### Supplied records
_ _ _ _ _
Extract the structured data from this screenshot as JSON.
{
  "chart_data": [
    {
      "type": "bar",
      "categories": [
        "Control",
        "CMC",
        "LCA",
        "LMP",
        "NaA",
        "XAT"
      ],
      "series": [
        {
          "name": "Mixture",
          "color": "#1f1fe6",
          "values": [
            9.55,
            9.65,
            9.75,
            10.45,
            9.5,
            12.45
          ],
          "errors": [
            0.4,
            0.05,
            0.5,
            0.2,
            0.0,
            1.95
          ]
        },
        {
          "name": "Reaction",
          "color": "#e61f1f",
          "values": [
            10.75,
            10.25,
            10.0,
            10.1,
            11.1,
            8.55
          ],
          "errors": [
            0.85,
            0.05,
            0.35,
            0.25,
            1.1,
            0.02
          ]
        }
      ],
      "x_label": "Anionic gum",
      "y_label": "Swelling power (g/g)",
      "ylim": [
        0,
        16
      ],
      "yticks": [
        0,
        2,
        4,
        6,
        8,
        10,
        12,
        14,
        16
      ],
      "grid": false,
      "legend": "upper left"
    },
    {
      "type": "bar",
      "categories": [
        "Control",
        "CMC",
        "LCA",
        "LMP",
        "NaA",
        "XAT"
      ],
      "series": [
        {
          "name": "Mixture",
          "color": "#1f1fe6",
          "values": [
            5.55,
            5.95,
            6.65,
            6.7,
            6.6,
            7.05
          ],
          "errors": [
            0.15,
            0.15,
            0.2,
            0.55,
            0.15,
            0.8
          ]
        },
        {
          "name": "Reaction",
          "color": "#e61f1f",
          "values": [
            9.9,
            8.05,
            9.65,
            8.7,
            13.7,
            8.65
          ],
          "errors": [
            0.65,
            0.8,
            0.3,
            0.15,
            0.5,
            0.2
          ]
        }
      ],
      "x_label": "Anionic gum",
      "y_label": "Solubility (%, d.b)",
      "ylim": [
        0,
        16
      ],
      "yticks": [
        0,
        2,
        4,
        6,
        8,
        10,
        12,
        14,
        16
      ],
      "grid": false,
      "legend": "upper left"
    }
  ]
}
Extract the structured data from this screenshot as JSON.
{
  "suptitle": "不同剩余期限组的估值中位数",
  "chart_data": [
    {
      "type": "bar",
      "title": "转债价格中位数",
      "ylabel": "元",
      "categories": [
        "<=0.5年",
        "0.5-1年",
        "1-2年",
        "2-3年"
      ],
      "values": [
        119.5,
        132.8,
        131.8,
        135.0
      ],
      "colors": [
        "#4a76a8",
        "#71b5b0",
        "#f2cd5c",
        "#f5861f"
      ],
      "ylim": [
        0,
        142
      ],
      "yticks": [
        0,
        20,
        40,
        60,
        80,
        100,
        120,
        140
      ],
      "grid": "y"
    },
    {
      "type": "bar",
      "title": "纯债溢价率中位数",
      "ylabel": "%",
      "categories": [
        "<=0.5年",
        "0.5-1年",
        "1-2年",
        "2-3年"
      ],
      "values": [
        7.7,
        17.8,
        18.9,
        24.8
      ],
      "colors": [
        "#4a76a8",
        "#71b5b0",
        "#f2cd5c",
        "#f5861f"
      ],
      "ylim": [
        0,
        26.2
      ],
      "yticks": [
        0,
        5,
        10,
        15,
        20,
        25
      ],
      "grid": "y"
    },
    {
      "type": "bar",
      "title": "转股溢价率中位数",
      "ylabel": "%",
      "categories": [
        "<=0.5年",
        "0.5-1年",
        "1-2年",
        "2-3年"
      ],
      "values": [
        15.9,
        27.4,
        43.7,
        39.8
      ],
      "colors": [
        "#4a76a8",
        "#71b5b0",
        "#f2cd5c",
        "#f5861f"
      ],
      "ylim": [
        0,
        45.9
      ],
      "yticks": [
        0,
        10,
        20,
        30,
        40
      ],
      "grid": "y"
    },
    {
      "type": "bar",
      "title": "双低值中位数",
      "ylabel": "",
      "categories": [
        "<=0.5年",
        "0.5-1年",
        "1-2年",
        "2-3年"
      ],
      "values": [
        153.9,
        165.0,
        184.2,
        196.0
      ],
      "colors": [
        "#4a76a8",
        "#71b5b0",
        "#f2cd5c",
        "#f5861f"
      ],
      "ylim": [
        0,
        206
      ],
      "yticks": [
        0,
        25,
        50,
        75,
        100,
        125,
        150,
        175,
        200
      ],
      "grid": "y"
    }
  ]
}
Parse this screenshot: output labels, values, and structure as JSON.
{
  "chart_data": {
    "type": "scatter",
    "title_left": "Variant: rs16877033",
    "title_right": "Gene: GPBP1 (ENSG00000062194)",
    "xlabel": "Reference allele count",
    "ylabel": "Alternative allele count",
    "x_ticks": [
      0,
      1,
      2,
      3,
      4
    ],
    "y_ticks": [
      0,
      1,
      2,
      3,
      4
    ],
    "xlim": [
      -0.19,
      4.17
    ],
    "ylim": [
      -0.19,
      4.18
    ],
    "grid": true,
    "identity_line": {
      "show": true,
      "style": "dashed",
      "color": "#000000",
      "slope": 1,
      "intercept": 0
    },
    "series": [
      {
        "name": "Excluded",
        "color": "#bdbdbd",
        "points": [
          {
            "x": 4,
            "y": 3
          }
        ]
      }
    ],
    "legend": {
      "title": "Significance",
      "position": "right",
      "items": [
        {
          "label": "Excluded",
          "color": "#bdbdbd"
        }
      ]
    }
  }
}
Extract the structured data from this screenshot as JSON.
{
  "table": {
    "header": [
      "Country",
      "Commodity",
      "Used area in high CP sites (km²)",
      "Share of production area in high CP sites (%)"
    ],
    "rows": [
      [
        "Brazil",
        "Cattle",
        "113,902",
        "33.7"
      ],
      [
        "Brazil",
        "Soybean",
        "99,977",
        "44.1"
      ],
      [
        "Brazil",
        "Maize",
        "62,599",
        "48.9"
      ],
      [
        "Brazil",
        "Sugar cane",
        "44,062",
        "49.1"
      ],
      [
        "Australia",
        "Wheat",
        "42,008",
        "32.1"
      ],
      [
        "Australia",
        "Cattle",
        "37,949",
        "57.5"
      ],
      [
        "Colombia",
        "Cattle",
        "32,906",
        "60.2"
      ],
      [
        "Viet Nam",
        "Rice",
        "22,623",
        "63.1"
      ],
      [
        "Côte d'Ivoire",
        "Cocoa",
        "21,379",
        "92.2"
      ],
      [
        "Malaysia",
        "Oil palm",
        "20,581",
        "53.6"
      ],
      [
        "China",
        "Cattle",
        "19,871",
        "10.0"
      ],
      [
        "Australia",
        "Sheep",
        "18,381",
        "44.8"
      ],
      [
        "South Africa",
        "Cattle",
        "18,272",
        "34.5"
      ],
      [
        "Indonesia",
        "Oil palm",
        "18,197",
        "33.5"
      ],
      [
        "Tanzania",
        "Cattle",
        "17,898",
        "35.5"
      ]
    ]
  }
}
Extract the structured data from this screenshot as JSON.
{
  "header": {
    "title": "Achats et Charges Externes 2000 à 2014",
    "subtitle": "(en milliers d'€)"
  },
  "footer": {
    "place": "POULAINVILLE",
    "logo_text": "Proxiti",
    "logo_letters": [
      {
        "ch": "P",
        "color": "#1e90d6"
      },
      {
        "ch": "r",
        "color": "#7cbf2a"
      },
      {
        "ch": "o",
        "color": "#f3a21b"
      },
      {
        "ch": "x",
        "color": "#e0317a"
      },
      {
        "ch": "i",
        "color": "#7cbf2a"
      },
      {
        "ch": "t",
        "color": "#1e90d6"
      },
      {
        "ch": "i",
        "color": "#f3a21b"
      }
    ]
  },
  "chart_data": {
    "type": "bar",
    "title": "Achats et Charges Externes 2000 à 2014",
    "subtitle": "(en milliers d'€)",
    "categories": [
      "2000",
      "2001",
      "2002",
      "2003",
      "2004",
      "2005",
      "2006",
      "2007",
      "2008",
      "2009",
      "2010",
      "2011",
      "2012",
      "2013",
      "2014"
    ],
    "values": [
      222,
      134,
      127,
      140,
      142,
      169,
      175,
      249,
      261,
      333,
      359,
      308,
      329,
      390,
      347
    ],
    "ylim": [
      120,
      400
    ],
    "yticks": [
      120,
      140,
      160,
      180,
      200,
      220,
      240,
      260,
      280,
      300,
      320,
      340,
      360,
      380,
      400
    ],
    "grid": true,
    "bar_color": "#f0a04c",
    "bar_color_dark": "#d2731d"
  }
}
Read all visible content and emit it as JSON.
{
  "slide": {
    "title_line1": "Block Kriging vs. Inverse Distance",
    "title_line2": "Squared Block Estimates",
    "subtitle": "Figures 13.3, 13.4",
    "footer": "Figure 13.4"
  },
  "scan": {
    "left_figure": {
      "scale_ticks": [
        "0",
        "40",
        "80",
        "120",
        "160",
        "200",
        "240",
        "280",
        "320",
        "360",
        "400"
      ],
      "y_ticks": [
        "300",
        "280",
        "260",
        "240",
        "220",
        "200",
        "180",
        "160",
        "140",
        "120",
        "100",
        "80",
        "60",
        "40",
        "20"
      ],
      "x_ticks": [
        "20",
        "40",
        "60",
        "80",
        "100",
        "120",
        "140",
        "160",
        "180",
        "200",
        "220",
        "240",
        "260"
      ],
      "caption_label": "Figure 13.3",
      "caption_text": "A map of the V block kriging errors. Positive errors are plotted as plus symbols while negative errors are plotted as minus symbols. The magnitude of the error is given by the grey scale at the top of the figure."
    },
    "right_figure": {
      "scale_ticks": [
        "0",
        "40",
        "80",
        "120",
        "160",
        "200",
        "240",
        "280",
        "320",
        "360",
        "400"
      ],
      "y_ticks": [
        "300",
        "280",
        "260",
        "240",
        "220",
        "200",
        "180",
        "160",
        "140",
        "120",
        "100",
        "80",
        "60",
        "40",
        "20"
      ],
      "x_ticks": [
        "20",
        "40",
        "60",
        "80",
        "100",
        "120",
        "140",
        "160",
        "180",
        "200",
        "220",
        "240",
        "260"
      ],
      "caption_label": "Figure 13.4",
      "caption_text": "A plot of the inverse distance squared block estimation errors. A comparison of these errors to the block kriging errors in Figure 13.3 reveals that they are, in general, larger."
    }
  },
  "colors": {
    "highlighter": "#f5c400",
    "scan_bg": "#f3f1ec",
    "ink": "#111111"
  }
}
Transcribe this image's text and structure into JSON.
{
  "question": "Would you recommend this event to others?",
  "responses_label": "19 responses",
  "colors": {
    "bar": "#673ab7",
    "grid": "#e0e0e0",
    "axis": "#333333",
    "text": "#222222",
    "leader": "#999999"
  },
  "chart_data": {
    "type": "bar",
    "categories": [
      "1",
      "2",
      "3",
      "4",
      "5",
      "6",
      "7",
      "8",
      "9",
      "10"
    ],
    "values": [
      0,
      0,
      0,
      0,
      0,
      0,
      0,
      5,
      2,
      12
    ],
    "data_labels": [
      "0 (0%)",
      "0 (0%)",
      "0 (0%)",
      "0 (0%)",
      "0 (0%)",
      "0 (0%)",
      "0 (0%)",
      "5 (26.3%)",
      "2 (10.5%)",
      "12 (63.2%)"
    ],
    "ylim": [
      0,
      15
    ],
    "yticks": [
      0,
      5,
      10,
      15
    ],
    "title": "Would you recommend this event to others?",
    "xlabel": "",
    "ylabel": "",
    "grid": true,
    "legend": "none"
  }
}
_ _ _ _ _
### Task
Reply with nothing but a number: how many lines of the entries above contain the string "milliers"?

### The solution
2